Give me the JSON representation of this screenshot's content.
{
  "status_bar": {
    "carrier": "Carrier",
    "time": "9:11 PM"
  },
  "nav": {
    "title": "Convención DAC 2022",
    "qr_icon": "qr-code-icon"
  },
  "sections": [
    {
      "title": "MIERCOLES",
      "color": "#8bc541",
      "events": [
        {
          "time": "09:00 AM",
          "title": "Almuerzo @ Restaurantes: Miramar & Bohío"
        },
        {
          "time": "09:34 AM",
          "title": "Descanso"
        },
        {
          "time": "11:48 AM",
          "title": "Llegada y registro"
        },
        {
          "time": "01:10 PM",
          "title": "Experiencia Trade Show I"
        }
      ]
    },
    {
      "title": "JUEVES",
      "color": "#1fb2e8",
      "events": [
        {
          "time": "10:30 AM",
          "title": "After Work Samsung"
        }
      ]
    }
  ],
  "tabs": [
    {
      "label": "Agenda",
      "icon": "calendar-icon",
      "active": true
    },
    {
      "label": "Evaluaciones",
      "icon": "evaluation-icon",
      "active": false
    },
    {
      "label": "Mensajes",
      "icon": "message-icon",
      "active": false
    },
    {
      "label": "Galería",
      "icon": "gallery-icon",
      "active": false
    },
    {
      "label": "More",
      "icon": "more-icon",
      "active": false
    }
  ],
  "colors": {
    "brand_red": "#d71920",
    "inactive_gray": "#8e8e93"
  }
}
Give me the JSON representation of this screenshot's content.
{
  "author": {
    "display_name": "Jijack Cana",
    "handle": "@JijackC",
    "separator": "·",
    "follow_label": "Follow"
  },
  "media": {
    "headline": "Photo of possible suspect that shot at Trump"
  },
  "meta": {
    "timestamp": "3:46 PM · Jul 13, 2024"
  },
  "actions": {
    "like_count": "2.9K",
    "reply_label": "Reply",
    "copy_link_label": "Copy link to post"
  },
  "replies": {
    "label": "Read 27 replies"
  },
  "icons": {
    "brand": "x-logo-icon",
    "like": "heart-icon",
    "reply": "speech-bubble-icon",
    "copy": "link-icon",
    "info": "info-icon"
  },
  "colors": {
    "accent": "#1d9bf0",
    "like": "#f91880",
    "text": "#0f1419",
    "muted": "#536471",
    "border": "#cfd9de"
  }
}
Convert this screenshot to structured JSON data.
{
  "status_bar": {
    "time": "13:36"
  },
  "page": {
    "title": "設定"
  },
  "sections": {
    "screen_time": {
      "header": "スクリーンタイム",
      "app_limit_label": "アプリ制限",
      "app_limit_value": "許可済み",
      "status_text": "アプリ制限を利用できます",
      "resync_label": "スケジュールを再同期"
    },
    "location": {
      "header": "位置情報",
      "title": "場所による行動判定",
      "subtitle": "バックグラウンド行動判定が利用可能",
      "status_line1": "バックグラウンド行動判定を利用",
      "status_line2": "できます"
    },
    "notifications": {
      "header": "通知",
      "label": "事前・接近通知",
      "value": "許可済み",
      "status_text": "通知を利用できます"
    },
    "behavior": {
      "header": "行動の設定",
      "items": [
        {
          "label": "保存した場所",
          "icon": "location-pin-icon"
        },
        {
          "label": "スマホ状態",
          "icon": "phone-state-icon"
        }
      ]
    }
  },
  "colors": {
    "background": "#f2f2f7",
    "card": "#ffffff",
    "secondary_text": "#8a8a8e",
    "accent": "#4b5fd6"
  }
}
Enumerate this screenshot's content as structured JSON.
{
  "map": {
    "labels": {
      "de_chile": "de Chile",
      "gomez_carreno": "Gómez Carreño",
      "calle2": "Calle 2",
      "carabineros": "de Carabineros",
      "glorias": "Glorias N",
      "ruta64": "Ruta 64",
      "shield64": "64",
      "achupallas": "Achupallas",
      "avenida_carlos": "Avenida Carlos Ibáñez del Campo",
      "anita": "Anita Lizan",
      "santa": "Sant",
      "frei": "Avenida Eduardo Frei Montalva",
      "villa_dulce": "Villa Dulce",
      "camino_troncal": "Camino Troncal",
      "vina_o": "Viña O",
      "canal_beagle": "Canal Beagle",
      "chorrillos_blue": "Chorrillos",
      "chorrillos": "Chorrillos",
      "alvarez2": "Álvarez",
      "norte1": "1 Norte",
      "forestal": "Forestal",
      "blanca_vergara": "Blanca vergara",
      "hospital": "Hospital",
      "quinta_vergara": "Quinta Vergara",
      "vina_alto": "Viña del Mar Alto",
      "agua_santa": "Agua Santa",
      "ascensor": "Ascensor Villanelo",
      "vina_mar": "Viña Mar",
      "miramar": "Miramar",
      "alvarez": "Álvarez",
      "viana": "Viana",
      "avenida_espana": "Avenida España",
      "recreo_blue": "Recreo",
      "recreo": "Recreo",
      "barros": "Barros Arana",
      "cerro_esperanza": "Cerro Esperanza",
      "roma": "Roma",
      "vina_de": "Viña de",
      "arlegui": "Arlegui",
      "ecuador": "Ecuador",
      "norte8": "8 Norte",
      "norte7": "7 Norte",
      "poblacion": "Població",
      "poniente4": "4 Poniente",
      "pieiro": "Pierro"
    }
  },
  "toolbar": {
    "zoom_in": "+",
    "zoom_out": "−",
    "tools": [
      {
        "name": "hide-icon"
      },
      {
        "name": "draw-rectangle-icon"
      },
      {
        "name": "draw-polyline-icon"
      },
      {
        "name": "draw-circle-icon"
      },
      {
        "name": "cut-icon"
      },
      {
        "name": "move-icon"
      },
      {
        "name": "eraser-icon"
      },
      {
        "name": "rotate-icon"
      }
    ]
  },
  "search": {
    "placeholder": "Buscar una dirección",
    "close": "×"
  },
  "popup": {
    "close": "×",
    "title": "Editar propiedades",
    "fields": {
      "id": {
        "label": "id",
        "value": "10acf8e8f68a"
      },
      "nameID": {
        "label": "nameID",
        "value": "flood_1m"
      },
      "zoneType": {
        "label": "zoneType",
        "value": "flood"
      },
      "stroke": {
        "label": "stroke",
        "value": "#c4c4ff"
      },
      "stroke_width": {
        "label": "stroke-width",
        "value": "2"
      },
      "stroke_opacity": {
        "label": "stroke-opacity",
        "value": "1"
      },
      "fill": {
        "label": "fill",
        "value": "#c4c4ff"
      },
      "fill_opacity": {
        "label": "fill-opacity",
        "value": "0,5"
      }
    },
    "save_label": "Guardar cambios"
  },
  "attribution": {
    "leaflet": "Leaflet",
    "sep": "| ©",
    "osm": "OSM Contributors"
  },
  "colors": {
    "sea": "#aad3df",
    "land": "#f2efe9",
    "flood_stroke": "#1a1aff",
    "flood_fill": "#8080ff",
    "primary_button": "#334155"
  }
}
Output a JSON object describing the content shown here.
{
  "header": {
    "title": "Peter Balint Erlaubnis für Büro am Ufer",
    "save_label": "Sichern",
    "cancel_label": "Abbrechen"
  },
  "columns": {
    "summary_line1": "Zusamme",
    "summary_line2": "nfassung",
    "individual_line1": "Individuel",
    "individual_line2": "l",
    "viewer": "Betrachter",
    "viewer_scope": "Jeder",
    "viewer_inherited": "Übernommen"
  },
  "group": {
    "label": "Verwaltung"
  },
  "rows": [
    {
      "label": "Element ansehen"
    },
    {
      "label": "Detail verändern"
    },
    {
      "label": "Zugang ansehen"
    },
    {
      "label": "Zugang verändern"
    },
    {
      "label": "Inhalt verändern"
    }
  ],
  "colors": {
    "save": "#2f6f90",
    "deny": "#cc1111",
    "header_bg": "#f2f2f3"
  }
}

· · · · ·

Exercise goal: Retype the material in full. Each word must match.

Exercise response:
Give me the JSON representation of this screenshot's content.
{
  "status_bar": {
    "carrier": "Carrier",
    "time": "9:11 PM"
  },
  "nav": {
    "title": "Convención DAC 2022",
    "qr_icon": "qr-code-icon"
  },
  "sections": [
    {
      "title": "MIERCOLES",
      "color": "#8bc541",
      "events": [
        {
          "time": "09:00 AM",
          "title": "Almuerzo @ Restaurantes: Miramar & Bohío"
        },
        {
          "time": "09:34 AM",
          "title": "Descanso"
        },
        {
          "time": "11:48 AM",
          "title": "Llegada y registro"
        },
        {
          "time": "01:10 PM",
          "title": "Experiencia Trade Show I"
        }
      ]
    },
    {
      "title": "JUEVES",
      "color": "#1fb2e8",
      "events": [
        {
          "time": "10:30 AM",
          "title": "After Work Samsung"
        }
      ]
    }
  ],
  "tabs": [
    {
      "label": "Agenda",
      "icon": "calendar-icon",
      "active": true
    },
    {
      "label": "Evaluaciones",
      "icon": "evaluation-icon",
      "active": false
    },
    {
      "label": "Mensajes",
      "icon": "message-icon",
      "active": false
    },
    {
      "label": "Galería",
      "icon": "gallery-icon",
      "active": false
    },
    {
      "label": "More",
      "icon": "more-icon",
      "active": false
    }
  ],
  "colors": {
    "brand_red": "#d71920",
    "inactive_gray": "#8e8e93"
  }
}
Give me the JSON representation of this screenshot's content.
{
  "author": {
    "display_name": "Jijack Cana",
    "handle": "@JijackC",
    "separator": "·",
    "follow_label": "Follow"
  },
  "media": {
    "headline": "Photo of possible suspect that shot at Trump"
  },
  "meta": {
    "timestamp": "3:46 PM · Jul 13, 2024"
  },
  "actions": {
    "like_count": "2.9K",
    "reply_label": "Reply",
    "copy_link_label": "Copy link to post"
  },
  "replies": {
    "label": "Read 27 replies"
  },
  "icons": {
    "brand": "x-logo-icon",
    "like": "heart-icon",
    "reply": "speech-bubble-icon",
    "copy": "link-icon",
    "info": "info-icon"
  },
  "colors": {
    "accent": "#1d9bf0",
    "like": "#f91880",
    "text": "#0f1419",
    "muted": "#536471",
    "border": "#cfd9de"
  }
}
Convert this screenshot to structured JSON data.
{
  "status_bar": {
    "time": "13:36"
  },
  "page": {
    "title": "設定"
  },
  "sections": {
    "screen_time": {
      "header": "スクリーンタイム",
      "app_limit_label": "アプリ制限",
      "app_limit_value": "許可済み",
      "status_text": "アプリ制限を利用できます",
      "resync_label": "スケジュールを再同期"
    },
    "location": {
      "header": "位置情報",
      "title": "場所による行動判定",
      "subtitle": "バックグラウンド行動判定が利用可能",
      "status_line1": "バックグラウンド行動判定を利用",
      "status_line2": "できます"
    },
    "notifications": {
      "header": "通知",
      "label": "事前・接近通知",
      "value": "許可済み",
      "status_text": "通知を利用できます"
    },
    "behavior": {
      "header": "行動の設定",
      "items": [
        {
          "label": "保存した場所",
          "icon": "location-pin-icon"
        },
        {
          "label": "スマホ状態",
          "icon": "phone-state-icon"
        }
      ]
    }
  },
  "colors": {
    "background": "#f2f2f7",
    "card": "#ffffff",
    "secondary_text": "#8a8a8e",
    "accent": "#4b5fd6"
  }
}
Enumerate this screenshot's content as structured JSON.
{
  "map": {
    "labels": {
      "de_chile": "de Chile",
      "gomez_carreno": "Gómez Carreño",
      "calle2": "Calle 2",
      "carabineros": "de Carabineros",
      "glorias": "Glorias N",
      "ruta64": "Ruta 64",
      "shield64": "64",
      "achupallas": "Achupallas",
      "avenida_carlos": "Avenida Carlos Ibáñez del Campo",
      "anita": "Anita Lizan",
      "santa": "Sant",
      "frei": "Avenida Eduardo Frei Montalva",
      "villa_dulce": "Villa Dulce",
      "camino_troncal": "Camino Troncal",
      "vina_o": "Viña O",
      "canal_beagle": "Canal Beagle",
      "chorrillos_blue": "Chorrillos",
      "chorrillos": "Chorrillos",
      "alvarez2": "Álvarez",
      "norte1": "1 Norte",
      "forestal": "Forestal",
      "blanca_vergara": "Blanca vergara",
      "hospital": "Hospital",
      "quinta_vergara": "Quinta Vergara",
      "vina_alto": "Viña del Mar Alto",
      "agua_santa": "Agua Santa",
      "ascensor": "Ascensor Villanelo",
      "vina_mar": "Viña Mar",
      "miramar": "Miramar",
      "alvarez": "Álvarez",
      "viana": "Viana",
      "avenida_espana": "Avenida España",
      "recreo_blue": "Recreo",
      "recreo": "Recreo",
      "barros": "Barros Arana",
      "cerro_esperanza": "Cerro Esperanza",
      "roma": "Roma",
      "vina_de": "Viña de",
      "arlegui": "Arlegui",
      "ecuador": "Ecuador",
      "norte8": "8 Norte",
      "norte7": "7 Norte",
      "poblacion": "Població",
      "poniente4": "4 Poniente",
      "pieiro": "Pierro"
    }
  },
  "toolbar": {
    "zoom_in": "+",
    "zoom_out": "−",
    "tools": [
      {
        "name": "hide-icon"
      },
      {
        "name": "draw-rectangle-icon"
      },
      {
        "name": "draw-polyline-icon"
      },
      {
        "name": "draw-circle-icon"
      },
      {
        "name": "cut-icon"
      },
      {
        "name": "move-icon"
      },
      {
        "name": "eraser-icon"
      },
      {
        "name": "rotate-icon"
      }
    ]
  },
  "search": {
    "placeholder": "Buscar una dirección",
    "close": "×"
  },
  "popup": {
    "close": "×",
    "title": "Editar propiedades",
    "fields": {
      "id": {
        "label": "id",
        "value": "10acf8e8f68a"
      },
      "nameID": {
        "label": "nameID",
        "value": "flood_1m"
      },
      "zoneType": {
        "label": "zoneType",
        "value": "flood"
      },
      "stroke": {
        "label": "stroke",
        "value": "#c4c4ff"
      },
      "stroke_width": {
        "label": "stroke-width",
        "value": "2"
      },
      "stroke_opacity": {
        "label": "stroke-opacity",
        "value": "1"
      },
      "fill": {
        "label": "fill",
        "value": "#c4c4ff"
      },
      "fill_opacity": {
        "label": "fill-opacity",
        "value": "0,5"
      }
    },
    "save_label": "Guardar cambios"
  },
  "attribution": {
    "leaflet": "Leaflet",
    "sep": "| ©",
    "osm": "OSM Contributors"
  },
  "colors": {
    "sea": "#aad3df",
    "land": "#f2efe9",
    "flood_stroke": "#1a1aff",
    "flood_fill": "#8080ff",
    "primary_button": "#334155"
  }
}
Output a JSON object describing the content shown here.
{
  "header": {
    "title": "Peter Balint Erlaubnis für Büro am Ufer",
    "save_label": "Sichern",
    "cancel_label": "Abbrechen"
  },
  "columns": {
    "summary_line1": "Zusamme",
    "summary_line2": "nfassung",
    "individual_line1": "Individuel",
    "individual_line2": "l",
    "viewer": "Betrachter",
    "viewer_scope": "Jeder",
    "viewer_inherited": "Übernommen"
  },
  "group": {
    "label": "Verwaltung"
  },
  "rows": [
    {
      "label": "Element ansehen"
    },
    {
      "label": "Detail verändern"
    },
    {
      "label": "Zugang ansehen"
    },
    {
      "label": "Zugang verändern"
    },
    {
      "label": "Inhalt verändern"
    }
  ],
  "colors": {
    "save": "#2f6f90",
    "deny": "#cc1111",
    "header_bg": "#f2f2f3"
  }
}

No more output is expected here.